• What you will do
Copy every line of the following data that includes the string "label".

-----

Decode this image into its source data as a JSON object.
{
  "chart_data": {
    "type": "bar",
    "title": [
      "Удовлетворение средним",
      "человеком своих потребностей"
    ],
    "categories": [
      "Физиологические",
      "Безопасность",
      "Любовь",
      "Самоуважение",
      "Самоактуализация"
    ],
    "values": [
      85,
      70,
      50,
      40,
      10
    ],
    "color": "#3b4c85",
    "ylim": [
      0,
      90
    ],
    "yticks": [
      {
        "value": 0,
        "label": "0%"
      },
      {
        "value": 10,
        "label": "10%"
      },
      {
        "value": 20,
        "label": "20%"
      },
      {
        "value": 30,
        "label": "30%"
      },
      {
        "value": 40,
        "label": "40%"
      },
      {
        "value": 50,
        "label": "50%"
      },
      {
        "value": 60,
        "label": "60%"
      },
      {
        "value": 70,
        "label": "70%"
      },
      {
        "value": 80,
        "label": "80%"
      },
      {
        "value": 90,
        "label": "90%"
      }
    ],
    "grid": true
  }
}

-----

• Result for this task
        "label": "0%"
        "label": "10%"
        "label": "20%"
        "label": "30%"
        "label": "40%"
        "label": "50%"
        "label": "60%"
        "label": "70%"
        "label": "80%"
        "label": "90%"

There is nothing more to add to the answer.